* What you will do *
In the records below, pick out all lines containing the word "Selected".

Collection entries
"""
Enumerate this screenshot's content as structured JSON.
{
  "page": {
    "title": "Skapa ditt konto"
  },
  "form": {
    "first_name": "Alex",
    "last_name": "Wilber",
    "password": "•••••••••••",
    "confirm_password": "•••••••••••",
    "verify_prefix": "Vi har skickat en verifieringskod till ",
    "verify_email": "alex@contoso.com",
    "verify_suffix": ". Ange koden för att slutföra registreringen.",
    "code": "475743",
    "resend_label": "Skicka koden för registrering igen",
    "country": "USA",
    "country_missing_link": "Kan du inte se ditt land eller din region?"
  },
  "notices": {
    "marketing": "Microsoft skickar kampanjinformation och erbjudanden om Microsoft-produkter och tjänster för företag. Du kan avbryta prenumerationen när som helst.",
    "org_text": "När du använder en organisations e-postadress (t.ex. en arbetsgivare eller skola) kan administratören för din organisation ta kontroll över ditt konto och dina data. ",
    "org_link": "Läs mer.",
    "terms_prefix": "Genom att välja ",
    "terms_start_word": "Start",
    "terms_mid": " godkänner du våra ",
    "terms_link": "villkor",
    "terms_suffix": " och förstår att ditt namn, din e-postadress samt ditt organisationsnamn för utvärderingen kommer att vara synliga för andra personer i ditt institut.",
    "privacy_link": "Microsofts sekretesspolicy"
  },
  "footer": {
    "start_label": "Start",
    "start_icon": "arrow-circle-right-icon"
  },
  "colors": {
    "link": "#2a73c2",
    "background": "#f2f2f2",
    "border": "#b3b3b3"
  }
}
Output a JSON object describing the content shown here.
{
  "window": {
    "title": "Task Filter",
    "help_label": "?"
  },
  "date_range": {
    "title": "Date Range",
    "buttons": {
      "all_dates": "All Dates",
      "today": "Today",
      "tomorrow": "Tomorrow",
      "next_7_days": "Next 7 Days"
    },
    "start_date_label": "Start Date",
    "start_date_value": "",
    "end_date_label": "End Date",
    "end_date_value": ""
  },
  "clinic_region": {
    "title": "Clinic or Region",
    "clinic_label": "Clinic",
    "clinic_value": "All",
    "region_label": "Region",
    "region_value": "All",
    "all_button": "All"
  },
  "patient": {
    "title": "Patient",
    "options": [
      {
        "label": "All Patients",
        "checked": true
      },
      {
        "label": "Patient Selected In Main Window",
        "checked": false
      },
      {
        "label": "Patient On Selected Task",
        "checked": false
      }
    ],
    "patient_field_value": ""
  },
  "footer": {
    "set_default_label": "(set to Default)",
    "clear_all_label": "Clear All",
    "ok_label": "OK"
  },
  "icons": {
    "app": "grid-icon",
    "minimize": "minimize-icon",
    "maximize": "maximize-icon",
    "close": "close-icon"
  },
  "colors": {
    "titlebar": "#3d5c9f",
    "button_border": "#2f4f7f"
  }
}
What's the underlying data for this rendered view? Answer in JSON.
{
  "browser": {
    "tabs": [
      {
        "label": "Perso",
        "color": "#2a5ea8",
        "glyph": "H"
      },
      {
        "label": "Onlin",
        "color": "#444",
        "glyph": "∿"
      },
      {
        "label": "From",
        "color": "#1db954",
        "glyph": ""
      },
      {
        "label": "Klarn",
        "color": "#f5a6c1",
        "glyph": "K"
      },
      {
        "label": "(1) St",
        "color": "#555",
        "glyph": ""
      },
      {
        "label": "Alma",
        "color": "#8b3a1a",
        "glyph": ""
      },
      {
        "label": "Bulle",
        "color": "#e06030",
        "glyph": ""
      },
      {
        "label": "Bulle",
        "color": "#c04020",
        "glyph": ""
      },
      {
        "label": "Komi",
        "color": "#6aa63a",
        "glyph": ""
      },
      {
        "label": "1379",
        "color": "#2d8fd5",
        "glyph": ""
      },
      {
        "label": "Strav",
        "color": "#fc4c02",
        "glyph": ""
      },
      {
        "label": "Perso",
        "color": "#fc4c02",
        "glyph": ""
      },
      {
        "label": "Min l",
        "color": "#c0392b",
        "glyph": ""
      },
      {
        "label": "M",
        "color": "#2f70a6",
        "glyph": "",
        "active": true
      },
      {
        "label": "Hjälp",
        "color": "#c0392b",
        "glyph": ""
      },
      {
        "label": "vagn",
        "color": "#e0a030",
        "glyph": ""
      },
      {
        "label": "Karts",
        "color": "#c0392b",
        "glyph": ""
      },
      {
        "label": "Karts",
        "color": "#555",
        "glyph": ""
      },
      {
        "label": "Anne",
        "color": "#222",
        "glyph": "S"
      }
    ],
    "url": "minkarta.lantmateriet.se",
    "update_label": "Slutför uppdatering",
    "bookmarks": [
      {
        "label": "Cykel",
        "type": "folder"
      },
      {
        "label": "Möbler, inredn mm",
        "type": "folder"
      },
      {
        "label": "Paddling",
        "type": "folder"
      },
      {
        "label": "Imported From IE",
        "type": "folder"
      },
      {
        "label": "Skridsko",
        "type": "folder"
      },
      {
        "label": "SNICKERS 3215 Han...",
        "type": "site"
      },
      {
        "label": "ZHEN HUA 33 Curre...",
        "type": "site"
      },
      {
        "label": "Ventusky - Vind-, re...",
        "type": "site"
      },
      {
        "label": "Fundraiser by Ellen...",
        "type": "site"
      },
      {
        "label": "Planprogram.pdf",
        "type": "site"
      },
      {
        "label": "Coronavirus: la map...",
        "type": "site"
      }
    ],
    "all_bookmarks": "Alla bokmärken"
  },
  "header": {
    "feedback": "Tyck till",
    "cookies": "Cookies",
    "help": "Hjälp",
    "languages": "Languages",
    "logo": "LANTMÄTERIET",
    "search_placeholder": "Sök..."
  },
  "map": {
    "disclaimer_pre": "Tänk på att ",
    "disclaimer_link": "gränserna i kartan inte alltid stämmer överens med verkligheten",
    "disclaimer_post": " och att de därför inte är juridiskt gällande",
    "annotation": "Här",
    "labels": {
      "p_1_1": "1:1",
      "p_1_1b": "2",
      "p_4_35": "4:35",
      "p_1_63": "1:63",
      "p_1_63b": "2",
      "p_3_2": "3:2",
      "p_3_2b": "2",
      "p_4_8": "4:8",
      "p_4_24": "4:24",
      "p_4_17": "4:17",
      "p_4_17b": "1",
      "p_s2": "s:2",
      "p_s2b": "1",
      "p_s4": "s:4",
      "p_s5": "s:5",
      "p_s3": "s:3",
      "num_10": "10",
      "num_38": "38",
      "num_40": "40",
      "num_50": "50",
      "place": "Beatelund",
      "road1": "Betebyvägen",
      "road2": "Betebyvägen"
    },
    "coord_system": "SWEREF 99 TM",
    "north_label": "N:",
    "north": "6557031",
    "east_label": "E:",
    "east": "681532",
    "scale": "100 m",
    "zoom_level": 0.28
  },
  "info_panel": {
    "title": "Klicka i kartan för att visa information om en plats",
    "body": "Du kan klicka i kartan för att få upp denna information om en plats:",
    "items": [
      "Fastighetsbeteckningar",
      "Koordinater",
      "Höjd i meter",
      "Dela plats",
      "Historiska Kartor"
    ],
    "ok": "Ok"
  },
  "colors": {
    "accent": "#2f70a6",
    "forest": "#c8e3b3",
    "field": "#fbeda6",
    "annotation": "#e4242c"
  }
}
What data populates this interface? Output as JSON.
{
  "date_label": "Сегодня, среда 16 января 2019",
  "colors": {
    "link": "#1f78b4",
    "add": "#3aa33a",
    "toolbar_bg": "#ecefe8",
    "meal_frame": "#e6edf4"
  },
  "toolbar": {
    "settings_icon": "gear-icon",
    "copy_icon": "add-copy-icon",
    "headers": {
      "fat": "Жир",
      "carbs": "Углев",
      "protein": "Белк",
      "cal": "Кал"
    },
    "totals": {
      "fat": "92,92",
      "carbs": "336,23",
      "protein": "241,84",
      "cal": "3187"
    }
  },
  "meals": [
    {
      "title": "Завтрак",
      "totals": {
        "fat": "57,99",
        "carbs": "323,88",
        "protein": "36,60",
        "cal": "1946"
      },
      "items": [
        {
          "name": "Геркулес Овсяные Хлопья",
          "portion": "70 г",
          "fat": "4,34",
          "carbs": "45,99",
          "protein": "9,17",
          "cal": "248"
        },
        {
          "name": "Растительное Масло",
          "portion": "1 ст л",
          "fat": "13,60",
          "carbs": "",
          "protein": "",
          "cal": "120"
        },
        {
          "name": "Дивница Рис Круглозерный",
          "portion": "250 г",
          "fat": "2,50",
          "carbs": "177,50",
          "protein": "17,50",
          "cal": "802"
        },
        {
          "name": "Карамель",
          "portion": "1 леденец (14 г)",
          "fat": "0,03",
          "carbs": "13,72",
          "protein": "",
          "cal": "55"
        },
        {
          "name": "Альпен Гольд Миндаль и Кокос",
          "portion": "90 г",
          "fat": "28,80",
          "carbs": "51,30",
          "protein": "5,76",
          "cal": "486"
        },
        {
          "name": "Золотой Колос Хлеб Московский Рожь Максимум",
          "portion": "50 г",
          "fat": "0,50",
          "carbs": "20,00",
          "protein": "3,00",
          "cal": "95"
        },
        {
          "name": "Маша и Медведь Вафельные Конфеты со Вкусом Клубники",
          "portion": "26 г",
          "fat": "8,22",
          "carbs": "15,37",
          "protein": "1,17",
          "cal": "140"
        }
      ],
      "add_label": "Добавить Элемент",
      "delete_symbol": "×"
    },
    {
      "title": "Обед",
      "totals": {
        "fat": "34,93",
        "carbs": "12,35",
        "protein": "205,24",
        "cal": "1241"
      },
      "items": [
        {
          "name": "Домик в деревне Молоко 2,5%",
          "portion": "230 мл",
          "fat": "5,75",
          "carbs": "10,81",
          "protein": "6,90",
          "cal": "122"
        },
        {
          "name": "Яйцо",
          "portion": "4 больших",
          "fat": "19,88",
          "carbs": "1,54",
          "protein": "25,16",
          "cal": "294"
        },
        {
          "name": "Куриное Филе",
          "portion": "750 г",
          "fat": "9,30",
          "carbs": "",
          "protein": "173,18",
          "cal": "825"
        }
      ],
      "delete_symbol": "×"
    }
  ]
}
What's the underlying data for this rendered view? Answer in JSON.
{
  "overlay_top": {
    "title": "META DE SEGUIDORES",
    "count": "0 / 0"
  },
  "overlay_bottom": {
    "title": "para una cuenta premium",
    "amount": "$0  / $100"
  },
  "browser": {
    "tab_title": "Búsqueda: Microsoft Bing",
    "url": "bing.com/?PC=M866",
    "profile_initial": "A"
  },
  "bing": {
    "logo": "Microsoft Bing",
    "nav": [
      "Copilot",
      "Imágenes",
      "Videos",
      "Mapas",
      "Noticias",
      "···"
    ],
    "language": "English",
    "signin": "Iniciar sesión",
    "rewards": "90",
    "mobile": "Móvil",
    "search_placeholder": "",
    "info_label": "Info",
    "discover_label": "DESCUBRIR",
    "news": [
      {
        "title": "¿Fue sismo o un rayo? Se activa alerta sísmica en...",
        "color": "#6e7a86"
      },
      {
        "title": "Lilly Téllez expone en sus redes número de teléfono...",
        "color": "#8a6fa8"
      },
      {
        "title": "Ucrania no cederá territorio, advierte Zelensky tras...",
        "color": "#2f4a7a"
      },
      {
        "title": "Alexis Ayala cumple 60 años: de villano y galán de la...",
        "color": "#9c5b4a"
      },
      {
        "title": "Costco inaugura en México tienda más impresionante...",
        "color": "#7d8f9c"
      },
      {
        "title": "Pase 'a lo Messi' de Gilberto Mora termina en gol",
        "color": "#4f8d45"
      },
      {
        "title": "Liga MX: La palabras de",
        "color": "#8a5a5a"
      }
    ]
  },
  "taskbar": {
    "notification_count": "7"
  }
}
"""
* Output below *
        "label": "Patient Selected In Main Window",
        "label": "Patient On Selected Task",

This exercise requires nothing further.